Dataset items
[Start]

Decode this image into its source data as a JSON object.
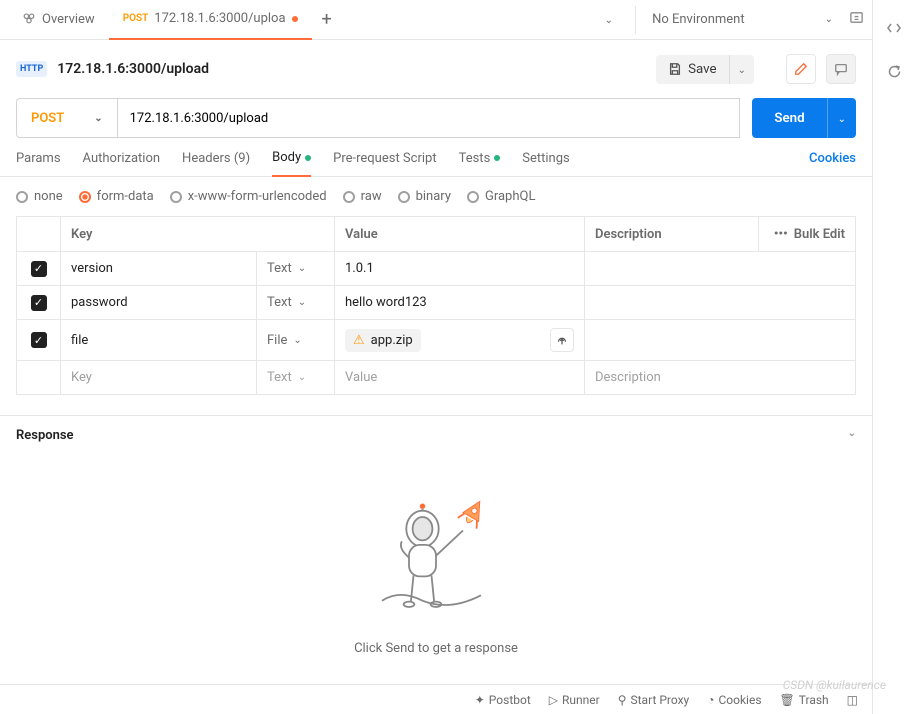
{
  "tabs": {
    "overview": "Overview",
    "active_method": "POST",
    "active_label": "172.18.1.6:3000/uploa"
  },
  "env": {
    "label": "No Environment"
  },
  "request": {
    "title": "172.18.1.6:3000/upload",
    "save_label": "Save",
    "method": "POST",
    "url": "172.18.1.6:3000/upload",
    "send_label": "Send"
  },
  "req_tabs": {
    "params": "Params",
    "auth": "Authorization",
    "headers": "Headers (9)",
    "body": "Body",
    "prerequest": "Pre-request Script",
    "tests": "Tests",
    "settings": "Settings",
    "cookies": "Cookies"
  },
  "body_types": {
    "none": "none",
    "formdata": "form-data",
    "xwww": "x-www-form-urlencoded",
    "raw": "raw",
    "binary": "binary",
    "graphql": "GraphQL"
  },
  "kv": {
    "head_key": "Key",
    "head_value": "Value",
    "head_desc": "Description",
    "bulk": "Bulk Edit",
    "placeholder_key": "Key",
    "placeholder_value": "Value",
    "placeholder_desc": "Description",
    "type_text": "Text",
    "type_file": "File",
    "rows": [
      {
        "key": "version",
        "type": "Text",
        "value": "1.0.1"
      },
      {
        "key": "password",
        "type": "Text",
        "value": "hello word123"
      },
      {
        "key": "file",
        "type": "File",
        "value": "app.zip"
      }
    ]
  },
  "response": {
    "title": "Response",
    "hint": "Click Send to get a response"
  },
  "footer": {
    "postbot": "Postbot",
    "runner": "Runner",
    "proxy": "Start Proxy",
    "cookies": "Cookies",
    "trash": "Trash"
  },
  "watermark": "CSDN @kuilaurence"
}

[End]

* **DIRECTIONS**
Each line above that includes "Send" should be shown.

* **TASK OUTPUT**
    "send_label": "Send"
    "hint": "Click Send to get a response"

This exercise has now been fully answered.